[Recorded data]
--------------------------------
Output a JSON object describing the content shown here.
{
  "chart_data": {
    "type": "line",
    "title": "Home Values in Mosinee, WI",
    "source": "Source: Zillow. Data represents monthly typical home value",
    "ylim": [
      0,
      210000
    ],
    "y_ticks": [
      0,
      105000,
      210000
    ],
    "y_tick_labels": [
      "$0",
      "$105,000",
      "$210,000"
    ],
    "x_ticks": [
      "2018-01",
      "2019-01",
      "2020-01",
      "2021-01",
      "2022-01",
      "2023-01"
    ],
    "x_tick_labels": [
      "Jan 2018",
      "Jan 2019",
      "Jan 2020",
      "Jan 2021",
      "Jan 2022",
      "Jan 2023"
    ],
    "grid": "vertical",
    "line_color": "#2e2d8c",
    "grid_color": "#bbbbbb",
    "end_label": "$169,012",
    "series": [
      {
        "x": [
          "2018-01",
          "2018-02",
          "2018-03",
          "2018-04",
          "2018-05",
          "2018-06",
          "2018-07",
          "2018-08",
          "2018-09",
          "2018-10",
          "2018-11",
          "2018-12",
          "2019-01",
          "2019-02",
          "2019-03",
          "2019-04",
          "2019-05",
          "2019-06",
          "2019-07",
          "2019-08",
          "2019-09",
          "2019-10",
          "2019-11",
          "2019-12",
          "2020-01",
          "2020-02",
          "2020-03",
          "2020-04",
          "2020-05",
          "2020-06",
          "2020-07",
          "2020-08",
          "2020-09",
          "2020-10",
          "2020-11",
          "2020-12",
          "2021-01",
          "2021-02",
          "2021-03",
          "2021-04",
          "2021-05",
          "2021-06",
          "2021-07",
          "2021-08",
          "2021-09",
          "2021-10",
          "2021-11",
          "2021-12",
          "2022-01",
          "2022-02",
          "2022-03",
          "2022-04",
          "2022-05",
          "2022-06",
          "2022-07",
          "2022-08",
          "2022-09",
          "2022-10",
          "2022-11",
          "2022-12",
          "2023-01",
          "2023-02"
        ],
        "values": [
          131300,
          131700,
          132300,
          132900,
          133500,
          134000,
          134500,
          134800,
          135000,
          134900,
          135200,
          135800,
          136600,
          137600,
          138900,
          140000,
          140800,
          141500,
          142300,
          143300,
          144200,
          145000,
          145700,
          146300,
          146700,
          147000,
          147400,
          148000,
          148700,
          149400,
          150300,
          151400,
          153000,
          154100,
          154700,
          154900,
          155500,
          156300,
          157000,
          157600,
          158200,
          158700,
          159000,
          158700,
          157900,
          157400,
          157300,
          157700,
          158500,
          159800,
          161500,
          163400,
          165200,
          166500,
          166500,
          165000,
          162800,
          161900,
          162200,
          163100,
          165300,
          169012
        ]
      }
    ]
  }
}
--------------------------------
[REQUIRED TASK] Reproduce the records in full, exactly as written.

[OUTPUT OF THE TASK]
Output a JSON object describing the content shown here.
{
  "chart_data": {
    "type": "line",
    "title": "Home Values in Mosinee, WI",
    "source": "Source: Zillow. Data represents monthly typical home value",
    "ylim": [
      0,
      210000
    ],
    "y_ticks": [
      0,
      105000,
      210000
    ],
    "y_tick_labels": [
      "$0",
      "$105,000",
      "$210,000"
    ],
    "x_ticks": [
      "2018-01",
      "2019-01",
      "2020-01",
      "2021-01",
      "2022-01",
      "2023-01"
    ],
    "x_tick_labels": [
      "Jan 2018",
      "Jan 2019",
      "Jan 2020",
      "Jan 2021",
      "Jan 2022",
      "Jan 2023"
    ],
    "grid": "vertical",
    "line_color": "#2e2d8c",
    "grid_color": "#bbbbbb",
    "end_label": "$169,012",
    "series": [
      {
        "x": [
          "2018-01",
          "2018-02",
          "2018-03",
          "2018-04",
          "2018-05",
          "2018-06",
          "2018-07",
          "2018-08",
          "2018-09",
          "2018-10",
          "2018-11",
          "2018-12",
          "2019-01",
          "2019-02",
          "2019-03",
          "2019-04",
          "2019-05",
          "2019-06",
          "2019-07",
          "2019-08",
          "2019-09",
          "2019-10",
          "2019-11",
          "2019-12",
          "2020-01",
          "2020-02",
          "2020-03",
          "2020-04",
          "2020-05",
          "2020-06",
          "2020-07",
          "2020-08",
          "2020-09",
          "2020-10",
          "2020-11",
          "2020-12",
          "2021-01",
          "2021-02",
          "2021-03",
          "2021-04",
          "2021-05",
          "2021-06",
          "2021-07",
          "2021-08",
          "2021-09",
          "2021-10",
          "2021-11",
          "2021-12",
          "2022-01",
          "2022-02",
          "2022-03",
          "2022-04",
          "2022-05",
          "2022-06",
          "2022-07",
          "2022-08",
          "2022-09",
          "2022-10",
          "2022-11",
          "2022-12",
          "2023-01",
          "2023-02"
        ],
        "values": [
          131300,
          131700,
          132300,
          132900,
          133500,
          134000,
          134500,
          134800,
          135000,
          134900,
          135200,
          135800,
          136600,
          137600,
          138900,
          140000,
          140800,
          141500,
          142300,
          143300,
          144200,
          145000,
          145700,
          146300,
          146700,
          147000,
          147400,
          148000,
          148700,
          149400,
          150300,
          151400,
          153000,
          154100,
          154700,
          154900,
          155500,
          156300,
          157000,
          157600,
          158200,
          158700,
          159000,
          158700,
          157900,
          157400,
          157300,
          157700,
          158500,
          159800,
          161500,
          163400,
          165200,
          166500,
          166500,
          165000,
          162800,
          161900,
          162200,
          163100,
          165300,
          169012
        ]
      }
    ]
  }
}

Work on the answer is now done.